• Aim of the exercise:
Copy all records verbatim.

• Data excerpts:
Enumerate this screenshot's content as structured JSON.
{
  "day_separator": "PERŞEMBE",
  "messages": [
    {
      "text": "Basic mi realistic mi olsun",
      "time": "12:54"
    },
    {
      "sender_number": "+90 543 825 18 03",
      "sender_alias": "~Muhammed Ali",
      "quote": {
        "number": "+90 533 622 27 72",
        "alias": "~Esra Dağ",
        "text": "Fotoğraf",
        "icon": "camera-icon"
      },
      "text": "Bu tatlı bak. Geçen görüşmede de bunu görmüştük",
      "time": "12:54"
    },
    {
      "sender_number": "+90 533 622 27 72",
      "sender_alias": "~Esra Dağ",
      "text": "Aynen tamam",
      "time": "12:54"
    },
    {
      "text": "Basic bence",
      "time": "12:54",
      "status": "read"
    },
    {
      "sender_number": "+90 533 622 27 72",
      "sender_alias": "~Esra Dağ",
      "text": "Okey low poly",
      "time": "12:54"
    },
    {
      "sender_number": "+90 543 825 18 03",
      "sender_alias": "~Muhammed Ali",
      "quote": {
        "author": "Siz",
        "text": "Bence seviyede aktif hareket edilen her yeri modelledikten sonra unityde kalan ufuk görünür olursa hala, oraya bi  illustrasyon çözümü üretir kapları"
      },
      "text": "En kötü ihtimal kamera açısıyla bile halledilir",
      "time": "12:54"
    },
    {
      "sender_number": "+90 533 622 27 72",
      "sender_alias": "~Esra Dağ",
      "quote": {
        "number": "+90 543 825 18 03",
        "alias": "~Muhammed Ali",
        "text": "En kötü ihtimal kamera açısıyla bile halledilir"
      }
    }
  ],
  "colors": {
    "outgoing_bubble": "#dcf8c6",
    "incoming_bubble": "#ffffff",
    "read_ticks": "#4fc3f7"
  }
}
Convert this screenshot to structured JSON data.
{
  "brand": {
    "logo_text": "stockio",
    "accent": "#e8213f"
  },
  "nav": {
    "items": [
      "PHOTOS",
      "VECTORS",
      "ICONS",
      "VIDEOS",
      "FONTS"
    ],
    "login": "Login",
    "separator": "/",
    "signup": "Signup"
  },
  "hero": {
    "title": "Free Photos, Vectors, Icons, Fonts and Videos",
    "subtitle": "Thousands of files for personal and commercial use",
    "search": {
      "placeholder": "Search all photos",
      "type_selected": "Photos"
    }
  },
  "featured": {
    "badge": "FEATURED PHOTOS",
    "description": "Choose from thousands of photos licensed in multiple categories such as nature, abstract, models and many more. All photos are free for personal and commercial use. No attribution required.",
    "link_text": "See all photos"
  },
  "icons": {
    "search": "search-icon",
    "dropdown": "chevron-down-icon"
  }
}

• Exercise response:
Enumerate this screenshot's content as structured JSON.
{
  "day_separator": "PERŞEMBE",
  "messages": [
    {
      "text": "Basic mi realistic mi olsun",
      "time": "12:54"
    },
    {
      "sender_number": "+90 543 825 18 03",
      "sender_alias": "~Muhammed Ali",
      "quote": {
        "number": "+90 533 622 27 72",
        "alias": "~Esra Dağ",
        "text": "Fotoğraf",
        "icon": "camera-icon"
      },
      "text": "Bu tatlı bak. Geçen görüşmede de bunu görmüştük",
      "time": "12:54"
    },
    {
      "sender_number": "+90 533 622 27 72",
      "sender_alias": "~Esra Dağ",
      "text": "Aynen tamam",
      "time": "12:54"
    },
    {
      "text": "Basic bence",
      "time": "12:54",
      "status": "read"
    },
    {
      "sender_number": "+90 533 622 27 72",
      "sender_alias": "~Esra Dağ",
      "text": "Okey low poly",
      "time": "12:54"
    },
    {
      "sender_number": "+90 543 825 18 03",
      "sender_alias": "~Muhammed Ali",
      "quote": {
        "author": "Siz",
        "text": "Bence seviyede aktif hareket edilen her yeri modelledikten sonra unityde kalan ufuk görünür olursa hala, oraya bi  illustrasyon çözümü üretir kapları"
      },
      "text": "En kötü ihtimal kamera açısıyla bile halledilir",
      "time": "12:54"
    },
    {
      "sender_number": "+90 533 622 27 72",
      "sender_alias": "~Esra Dağ",
      "quote": {
        "number": "+90 543 825 18 03",
        "alias": "~Muhammed Ali",
        "text": "En kötü ihtimal kamera açısıyla bile halledilir"
      }
    }
  ],
  "colors": {
    "outgoing_bubble": "#dcf8c6",
    "incoming_bubble": "#ffffff",
    "read_ticks": "#4fc3f7"
  }
}
Convert this screenshot to structured JSON data.
{
  "brand": {
    "logo_text": "stockio",
    "accent": "#e8213f"
  },
  "nav": {
    "items": [
      "PHOTOS",
      "VECTORS",
      "ICONS",
      "VIDEOS",
      "FONTS"
    ],
    "login": "Login",
    "separator": "/",
    "signup": "Signup"
  },
  "hero": {
    "title": "Free Photos, Vectors, Icons, Fonts and Videos",
    "subtitle": "Thousands of files for personal and commercial use",
    "search": {
      "placeholder": "Search all photos",
      "type_selected": "Photos"
    }
  },
  "featured": {
    "badge": "FEATURED PHOTOS",
    "description": "Choose from thousands of photos licensed in multiple categories such as nature, abstract, models and many more. All photos are free for personal and commercial use. No attribution required.",
    "link_text": "See all photos"
  },
  "icons": {
    "search": "search-icon",
    "dropdown": "chevron-down-icon"
  }
}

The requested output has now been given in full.